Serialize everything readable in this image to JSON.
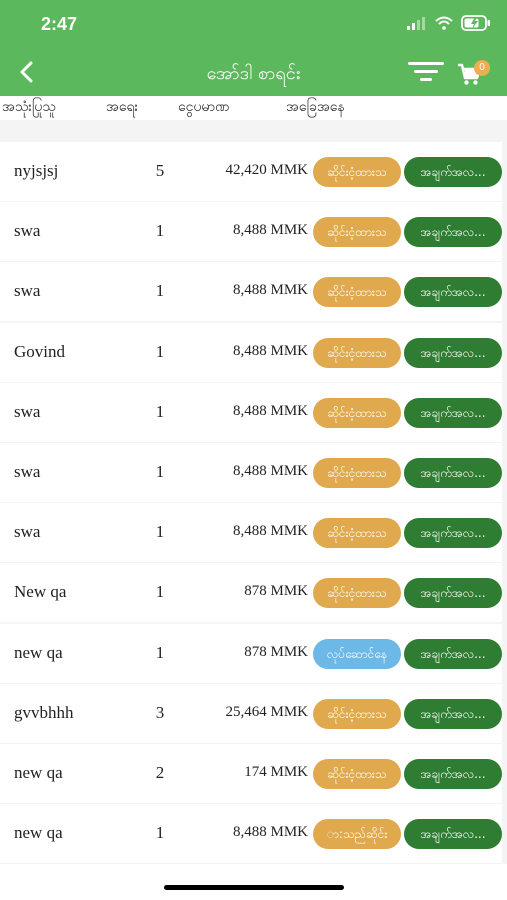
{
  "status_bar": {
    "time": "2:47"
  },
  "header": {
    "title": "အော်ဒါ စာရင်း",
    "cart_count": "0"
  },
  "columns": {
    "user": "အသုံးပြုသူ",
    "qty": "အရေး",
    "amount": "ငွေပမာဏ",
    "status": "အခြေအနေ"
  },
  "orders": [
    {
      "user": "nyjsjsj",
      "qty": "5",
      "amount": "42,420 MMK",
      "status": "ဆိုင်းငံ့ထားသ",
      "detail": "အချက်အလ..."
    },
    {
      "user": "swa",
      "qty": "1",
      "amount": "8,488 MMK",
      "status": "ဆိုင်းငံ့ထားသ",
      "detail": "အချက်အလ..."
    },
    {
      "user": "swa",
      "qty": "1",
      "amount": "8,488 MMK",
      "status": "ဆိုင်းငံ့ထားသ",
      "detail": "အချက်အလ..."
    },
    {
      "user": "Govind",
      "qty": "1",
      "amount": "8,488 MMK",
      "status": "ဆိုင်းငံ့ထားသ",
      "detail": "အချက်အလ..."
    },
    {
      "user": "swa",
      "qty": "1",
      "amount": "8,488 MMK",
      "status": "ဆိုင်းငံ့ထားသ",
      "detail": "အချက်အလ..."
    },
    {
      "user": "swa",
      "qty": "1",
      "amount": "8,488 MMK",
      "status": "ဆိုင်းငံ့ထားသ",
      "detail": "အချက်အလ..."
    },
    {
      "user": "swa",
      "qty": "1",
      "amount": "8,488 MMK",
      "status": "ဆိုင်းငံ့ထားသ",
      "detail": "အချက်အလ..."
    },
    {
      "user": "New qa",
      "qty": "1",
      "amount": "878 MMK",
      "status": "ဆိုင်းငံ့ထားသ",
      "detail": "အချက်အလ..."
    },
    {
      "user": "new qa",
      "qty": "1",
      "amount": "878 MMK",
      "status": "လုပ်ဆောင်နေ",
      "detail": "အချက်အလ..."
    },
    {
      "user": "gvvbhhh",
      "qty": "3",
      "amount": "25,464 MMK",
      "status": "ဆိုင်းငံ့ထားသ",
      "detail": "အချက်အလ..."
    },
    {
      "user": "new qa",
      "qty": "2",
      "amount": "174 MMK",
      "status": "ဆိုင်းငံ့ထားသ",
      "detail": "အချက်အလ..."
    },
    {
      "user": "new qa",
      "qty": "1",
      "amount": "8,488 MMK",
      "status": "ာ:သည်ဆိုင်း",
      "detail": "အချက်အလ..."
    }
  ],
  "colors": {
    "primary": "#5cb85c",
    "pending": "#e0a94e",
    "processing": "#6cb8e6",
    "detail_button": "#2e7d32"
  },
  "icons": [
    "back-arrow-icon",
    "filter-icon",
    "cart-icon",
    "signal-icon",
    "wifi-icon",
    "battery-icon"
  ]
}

_____

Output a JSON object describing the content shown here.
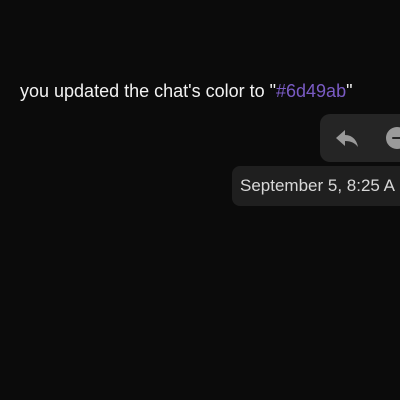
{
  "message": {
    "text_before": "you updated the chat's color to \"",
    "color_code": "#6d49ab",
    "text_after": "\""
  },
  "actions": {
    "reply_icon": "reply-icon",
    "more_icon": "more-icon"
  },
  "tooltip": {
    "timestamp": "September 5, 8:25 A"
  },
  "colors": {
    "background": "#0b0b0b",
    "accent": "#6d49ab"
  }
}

_____

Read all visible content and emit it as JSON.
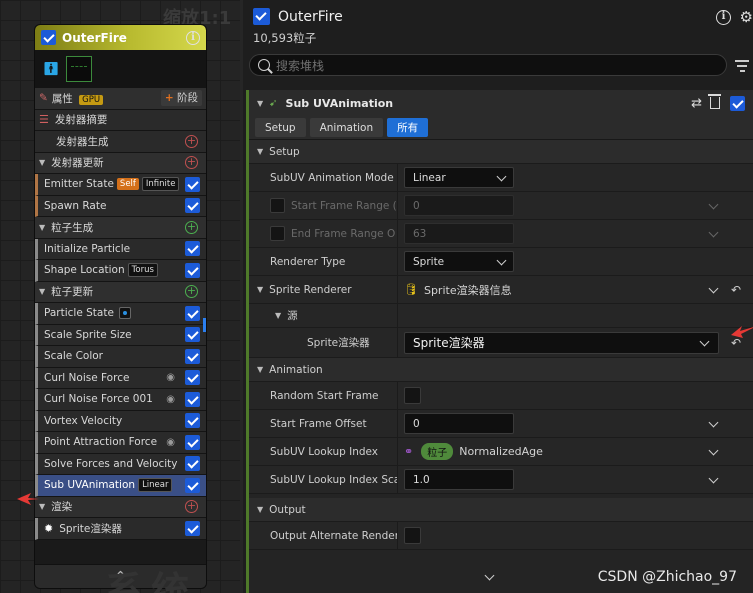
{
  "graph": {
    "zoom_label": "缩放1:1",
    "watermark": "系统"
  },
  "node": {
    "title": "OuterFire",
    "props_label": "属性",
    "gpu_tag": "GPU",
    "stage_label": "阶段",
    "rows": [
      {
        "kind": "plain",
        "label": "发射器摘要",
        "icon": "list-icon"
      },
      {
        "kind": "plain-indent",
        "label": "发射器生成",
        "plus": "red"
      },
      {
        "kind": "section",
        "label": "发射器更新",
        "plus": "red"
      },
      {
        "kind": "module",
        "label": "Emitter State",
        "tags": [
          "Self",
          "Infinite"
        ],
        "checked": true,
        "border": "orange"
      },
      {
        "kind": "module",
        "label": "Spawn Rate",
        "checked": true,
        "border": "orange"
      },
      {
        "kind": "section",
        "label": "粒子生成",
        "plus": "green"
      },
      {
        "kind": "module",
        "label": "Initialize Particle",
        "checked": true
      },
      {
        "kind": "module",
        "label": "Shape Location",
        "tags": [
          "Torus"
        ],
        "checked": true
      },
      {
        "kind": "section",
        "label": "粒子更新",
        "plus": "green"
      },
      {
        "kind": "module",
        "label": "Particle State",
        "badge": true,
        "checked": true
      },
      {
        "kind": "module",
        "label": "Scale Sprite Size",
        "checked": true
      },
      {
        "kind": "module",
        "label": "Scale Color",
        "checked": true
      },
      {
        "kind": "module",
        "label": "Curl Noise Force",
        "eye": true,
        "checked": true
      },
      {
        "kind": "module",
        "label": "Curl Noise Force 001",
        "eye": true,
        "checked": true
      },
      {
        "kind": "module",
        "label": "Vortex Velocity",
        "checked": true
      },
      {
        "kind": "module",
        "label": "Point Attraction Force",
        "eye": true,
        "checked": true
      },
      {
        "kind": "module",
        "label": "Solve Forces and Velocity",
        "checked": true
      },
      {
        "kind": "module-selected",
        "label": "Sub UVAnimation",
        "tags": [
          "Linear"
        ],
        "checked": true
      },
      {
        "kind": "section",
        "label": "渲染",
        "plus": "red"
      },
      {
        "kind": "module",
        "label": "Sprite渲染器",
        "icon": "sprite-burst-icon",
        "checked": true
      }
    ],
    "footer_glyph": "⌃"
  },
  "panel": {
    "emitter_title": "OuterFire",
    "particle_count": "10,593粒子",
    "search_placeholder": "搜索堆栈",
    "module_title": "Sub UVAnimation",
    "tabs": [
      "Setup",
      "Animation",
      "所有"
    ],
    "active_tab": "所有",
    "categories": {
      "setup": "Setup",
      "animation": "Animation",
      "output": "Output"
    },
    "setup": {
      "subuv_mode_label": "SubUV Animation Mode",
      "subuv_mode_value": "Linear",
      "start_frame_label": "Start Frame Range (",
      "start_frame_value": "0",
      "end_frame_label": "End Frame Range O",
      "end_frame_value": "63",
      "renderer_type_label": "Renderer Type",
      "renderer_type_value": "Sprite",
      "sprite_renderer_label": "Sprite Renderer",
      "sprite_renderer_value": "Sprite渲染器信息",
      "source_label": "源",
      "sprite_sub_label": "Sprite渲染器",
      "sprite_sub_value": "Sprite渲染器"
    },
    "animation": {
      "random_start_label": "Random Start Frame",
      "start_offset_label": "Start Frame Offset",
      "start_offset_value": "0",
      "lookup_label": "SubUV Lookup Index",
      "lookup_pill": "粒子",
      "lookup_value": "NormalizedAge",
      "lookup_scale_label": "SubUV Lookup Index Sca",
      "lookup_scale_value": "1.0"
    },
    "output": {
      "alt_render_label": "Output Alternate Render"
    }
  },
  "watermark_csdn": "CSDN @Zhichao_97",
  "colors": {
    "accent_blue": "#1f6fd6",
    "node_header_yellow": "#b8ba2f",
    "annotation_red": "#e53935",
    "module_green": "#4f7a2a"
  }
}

_____

#### Problem to work on
Search the data above for the word "UVAnimation", then gather each line in which it appears.

#### Complete response
        "label": "Sub UVAnimation",
    "module_title": "Sub UVAnimation",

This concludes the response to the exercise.